■ **Excerpt provided**:
------------

# First Bench Design. Warning: Very Basic



## dovetail2007 (4 Apr 2007)

Hi Guys,
I introduced myself in my last topic, as many of you won't recognise me.

Now you're up to speed with my story, here's my problem.
I have a 4x2' area to build a bench. I also have a small budget (ideally £50 on timber)
So, unfortunately, it's going to be Wickes: Pine, Chipboard and Hardboard
Here is a sketchup plan of what I intend to make.
It's all built around Wickes availible timbers, and should be simple to make - all joints will be glued and countersunk screwed.

Basic construction plan:

1) Cut all pieces to length
2) Stand legs upright, attach plinth (to give the bench some shape)
3) Glue/Screw first layer of top of all legs
4) Laminate second layer of chipboard onto first
5) Laminate third layer of chipboard onto second
6) Laminate hardboard onto final chipboard layer
7) Attach top edging to conceal various laminations on top
8 ) Insert BOTH shelves at diagonal angle
9) Attach lower shelf supports to bottoms of legs
10) Attach middle shelf supports to relevant portion of legs

Admire work.

Does all this sound OK, and would this be suitable for use?
A fairly big vice would be placed on the front right hand corner.

My thinking re: stability is thus:
With 5 4x2 18mm chipboard sheets and and awful lot of pine, it should be darned heavy.
If it is wobbly once made, it can be screwed to either the wall and/or the floor (it is in a corner, so will be against two walls) and if this is not enough, the bottom shelf can have sand bags / power tools added for ballast.

Does this all sound OK to you lot?


----------



## Argee (4 Apr 2007)

------------

■ **Data listing**:
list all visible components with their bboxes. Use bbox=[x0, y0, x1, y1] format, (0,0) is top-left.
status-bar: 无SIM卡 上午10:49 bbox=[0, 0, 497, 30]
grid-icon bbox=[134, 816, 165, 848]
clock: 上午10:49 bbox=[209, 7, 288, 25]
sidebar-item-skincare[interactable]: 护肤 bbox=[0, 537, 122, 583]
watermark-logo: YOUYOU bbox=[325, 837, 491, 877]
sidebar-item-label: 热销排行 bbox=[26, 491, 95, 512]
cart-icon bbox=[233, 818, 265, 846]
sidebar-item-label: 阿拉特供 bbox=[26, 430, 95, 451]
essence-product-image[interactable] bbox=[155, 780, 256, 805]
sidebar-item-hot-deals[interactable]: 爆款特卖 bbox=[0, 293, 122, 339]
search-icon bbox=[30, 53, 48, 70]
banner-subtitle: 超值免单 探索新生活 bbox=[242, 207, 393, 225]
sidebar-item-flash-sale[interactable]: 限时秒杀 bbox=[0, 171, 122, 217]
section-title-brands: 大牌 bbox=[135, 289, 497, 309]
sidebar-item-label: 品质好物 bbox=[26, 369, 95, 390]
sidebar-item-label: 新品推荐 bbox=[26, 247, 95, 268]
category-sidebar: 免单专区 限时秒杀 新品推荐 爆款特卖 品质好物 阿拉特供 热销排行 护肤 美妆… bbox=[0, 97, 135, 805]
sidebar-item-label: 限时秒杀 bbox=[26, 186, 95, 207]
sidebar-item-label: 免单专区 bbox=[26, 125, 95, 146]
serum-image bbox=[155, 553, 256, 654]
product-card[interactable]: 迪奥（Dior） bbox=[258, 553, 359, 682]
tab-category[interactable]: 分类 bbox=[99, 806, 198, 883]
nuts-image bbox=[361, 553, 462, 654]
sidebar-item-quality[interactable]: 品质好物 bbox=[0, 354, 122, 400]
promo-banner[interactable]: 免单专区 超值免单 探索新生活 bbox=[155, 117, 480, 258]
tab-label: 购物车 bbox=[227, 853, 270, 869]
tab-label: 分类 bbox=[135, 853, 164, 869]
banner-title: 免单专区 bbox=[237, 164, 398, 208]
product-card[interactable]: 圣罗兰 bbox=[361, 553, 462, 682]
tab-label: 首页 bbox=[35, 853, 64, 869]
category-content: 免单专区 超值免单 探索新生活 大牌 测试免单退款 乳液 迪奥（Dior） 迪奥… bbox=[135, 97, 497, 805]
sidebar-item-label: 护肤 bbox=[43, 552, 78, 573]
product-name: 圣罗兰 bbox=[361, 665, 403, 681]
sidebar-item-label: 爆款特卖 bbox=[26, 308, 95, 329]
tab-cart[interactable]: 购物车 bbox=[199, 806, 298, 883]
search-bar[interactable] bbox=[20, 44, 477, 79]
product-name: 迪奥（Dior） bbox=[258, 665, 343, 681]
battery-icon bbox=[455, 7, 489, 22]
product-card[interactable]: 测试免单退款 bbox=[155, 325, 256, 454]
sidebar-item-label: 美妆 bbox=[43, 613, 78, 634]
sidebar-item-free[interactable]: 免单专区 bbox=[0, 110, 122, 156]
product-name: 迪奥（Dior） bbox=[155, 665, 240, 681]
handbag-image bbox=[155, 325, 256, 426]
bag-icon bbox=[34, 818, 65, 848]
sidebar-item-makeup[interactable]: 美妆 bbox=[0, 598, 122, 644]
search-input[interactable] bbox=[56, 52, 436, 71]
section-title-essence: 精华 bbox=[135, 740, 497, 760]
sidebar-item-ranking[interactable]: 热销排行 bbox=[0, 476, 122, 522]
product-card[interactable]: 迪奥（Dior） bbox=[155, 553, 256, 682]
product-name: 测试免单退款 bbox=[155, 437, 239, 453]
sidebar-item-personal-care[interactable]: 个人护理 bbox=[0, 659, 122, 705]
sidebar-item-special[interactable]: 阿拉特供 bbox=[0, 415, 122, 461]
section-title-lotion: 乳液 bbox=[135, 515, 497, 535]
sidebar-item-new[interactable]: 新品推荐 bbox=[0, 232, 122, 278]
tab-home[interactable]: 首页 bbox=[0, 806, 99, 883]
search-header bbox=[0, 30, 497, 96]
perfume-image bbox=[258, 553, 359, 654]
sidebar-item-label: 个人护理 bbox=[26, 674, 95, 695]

------------

■ **Requests**:
**1.** Reproduce the records from their first line through the line containing "sidebar-item-label: 限时秒杀 bbox=[26, 186, 95, 207]", keeping both of those lines.
**2.** Carry on the bench design thread from the point where it stops.

■ **Answers**:
**1.**
list all visible components with their bboxes. Use bbox=[x0, y0, x1, y1] format, (0,0) is top-left.
status-bar: 无SIM卡 上午10:49 bbox=[0, 0, 497, 30]
grid-icon bbox=[134, 816, 165, 848]
clock: 上午10:49 bbox=[209, 7, 288, 25]
sidebar-item-skincare[interactable]: 护肤 bbox=[0, 537, 122, 583]
watermark-logo: YOUYOU bbox=[325, 837, 491, 877]
sidebar-item-label: 热销排行 bbox=[26, 491, 95, 512]
cart-icon bbox=[233, 818, 265, 846]
sidebar-item-label: 阿拉特供 bbox=[26, 430, 95, 451]
essence-product-image[interactable] bbox=[155, 780, 256, 805]
sidebar-item-hot-deals[interactable]: 爆款特卖 bbox=[0, 293, 122, 339]
search-icon bbox=[30, 53, 48, 70]
banner-subtitle: 超值免单 探索新生活 bbox=[242, 207, 393, 225]
sidebar-item-flash-sale[interactable]: 限时秒杀 bbox=[0, 171, 122, 217]
section-title-brands: 大牌 bbox=[135, 289, 497, 309]
sidebar-item-label: 品质好物 bbox=[26, 369, 95, 390]
sidebar-item-label: 新品推荐 bbox=[26, 247, 95, 268]
category-sidebar: 免单专区 限时秒杀 新品推荐 爆款特卖 品质好物 阿拉特供 热销排行 护肤 美妆… bbox=[0, 97, 135, 805]
sidebar-item-label: 限时秒杀 bbox=[26, 186, 95, 207]

**2.**
If, as your drawing shows, you intend the top wrapping to be flush with the finished surface, I'd let the top surface sit inside the wrapping so that it's easy to replace when it becomes damaged and unserviceable - usually known as a _"sacrificial layer."_

If you laminate it to the ply (proposed step 6), you'll have a difficult job removing it. A couple of small pins or even a dab or two of hot glue should keep it flat and stable.

Ray.


----------



## MrJay (4 Apr 2007)

Given the tiny budget I'd be inclined to make a couple of saw horses (proper good ones) and stick an old (small) door on top.


----------



## Freetochat (4 Apr 2007)

On that budget, you could get three sheets of 18mm mdf. Sufficient to have three layers (54mm) for the top with the remainder making up a cabinet. Put it on castors, and you can move it around as needed. I have everything on wheels so that I can arrange the 'furniture' as needed. Of course a hardboard sacrificial sheet on the very top held in place with a few screws.


----------



## dovetail2007 (4 Apr 2007)

Thanks for the replies.
Is there any reason that you suggest making the entire bench from ply? I assumed that the construction would be more solid with normal timber which has manmade boards for shelves/tops.
I am currently modifying the design to have a cupboard and drawers underneath - hopefully I will post back this evening with the proposed plan.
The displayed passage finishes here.